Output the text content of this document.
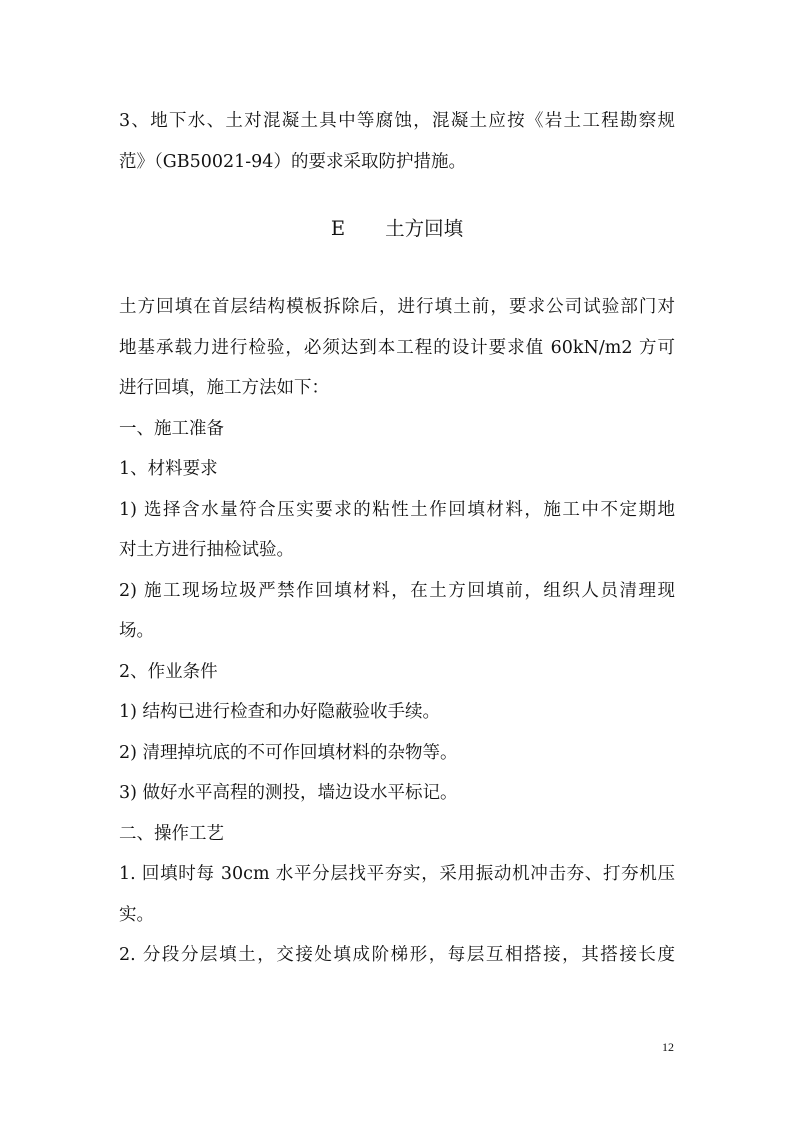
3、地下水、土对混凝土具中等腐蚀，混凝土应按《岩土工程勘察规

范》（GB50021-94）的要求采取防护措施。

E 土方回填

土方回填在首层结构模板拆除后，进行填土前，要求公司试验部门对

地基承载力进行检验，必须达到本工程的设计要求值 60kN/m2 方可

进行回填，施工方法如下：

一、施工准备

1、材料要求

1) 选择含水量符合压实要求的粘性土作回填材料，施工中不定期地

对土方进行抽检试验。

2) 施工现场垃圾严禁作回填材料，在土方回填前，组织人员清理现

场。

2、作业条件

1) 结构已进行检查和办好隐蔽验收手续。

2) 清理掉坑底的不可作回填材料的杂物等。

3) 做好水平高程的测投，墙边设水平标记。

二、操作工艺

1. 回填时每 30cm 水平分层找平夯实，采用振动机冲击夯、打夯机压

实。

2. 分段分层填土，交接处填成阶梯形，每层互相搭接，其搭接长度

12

•••

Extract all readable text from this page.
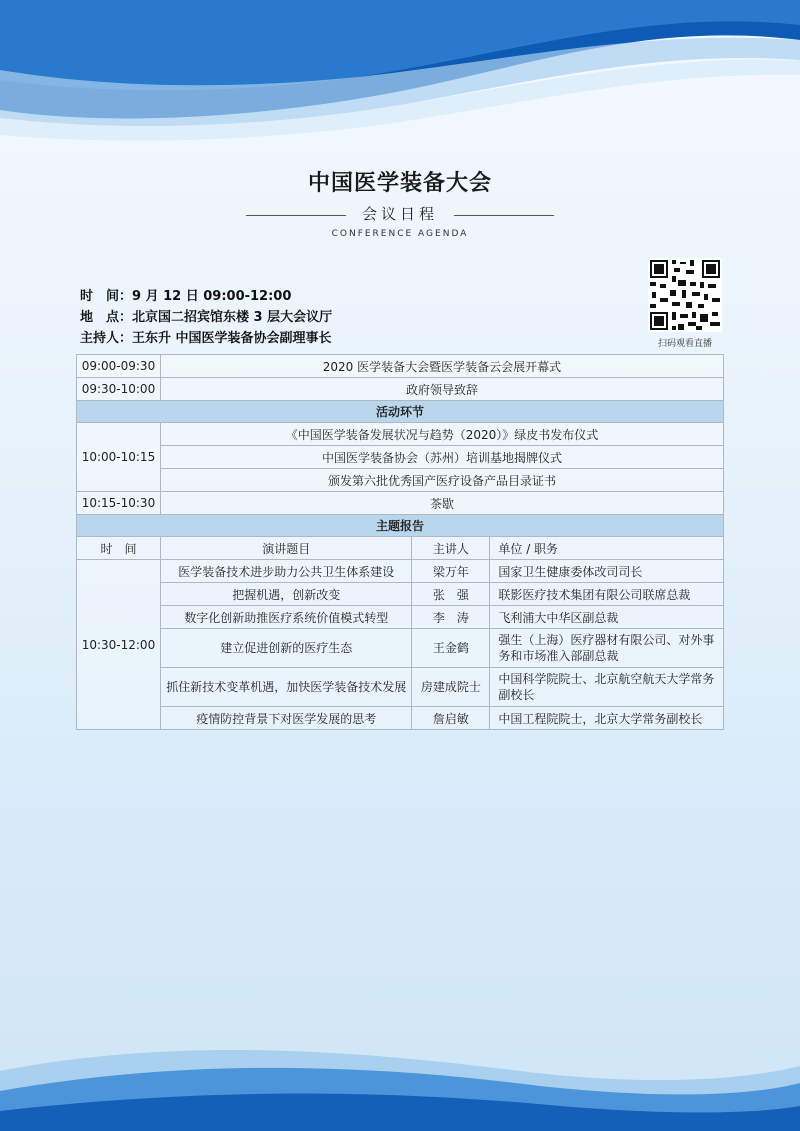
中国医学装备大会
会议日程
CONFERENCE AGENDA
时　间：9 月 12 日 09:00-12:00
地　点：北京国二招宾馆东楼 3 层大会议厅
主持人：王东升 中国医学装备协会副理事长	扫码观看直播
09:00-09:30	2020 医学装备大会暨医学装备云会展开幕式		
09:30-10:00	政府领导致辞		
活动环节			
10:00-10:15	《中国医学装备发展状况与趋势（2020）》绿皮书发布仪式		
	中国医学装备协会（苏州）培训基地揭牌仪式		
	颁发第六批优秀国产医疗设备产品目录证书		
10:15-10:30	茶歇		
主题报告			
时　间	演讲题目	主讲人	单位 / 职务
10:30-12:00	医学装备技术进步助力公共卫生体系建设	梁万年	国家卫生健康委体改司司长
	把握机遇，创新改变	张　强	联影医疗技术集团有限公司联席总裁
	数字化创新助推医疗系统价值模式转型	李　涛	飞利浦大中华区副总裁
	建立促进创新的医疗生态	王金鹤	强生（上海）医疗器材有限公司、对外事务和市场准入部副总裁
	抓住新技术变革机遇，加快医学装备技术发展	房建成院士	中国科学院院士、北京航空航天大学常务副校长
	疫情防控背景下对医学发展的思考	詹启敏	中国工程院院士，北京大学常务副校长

•••

→ Work to complete: Pick out each line containing "this" and report it.

→ Solution:
Output the text content of this document.
Extract all readable text from this page.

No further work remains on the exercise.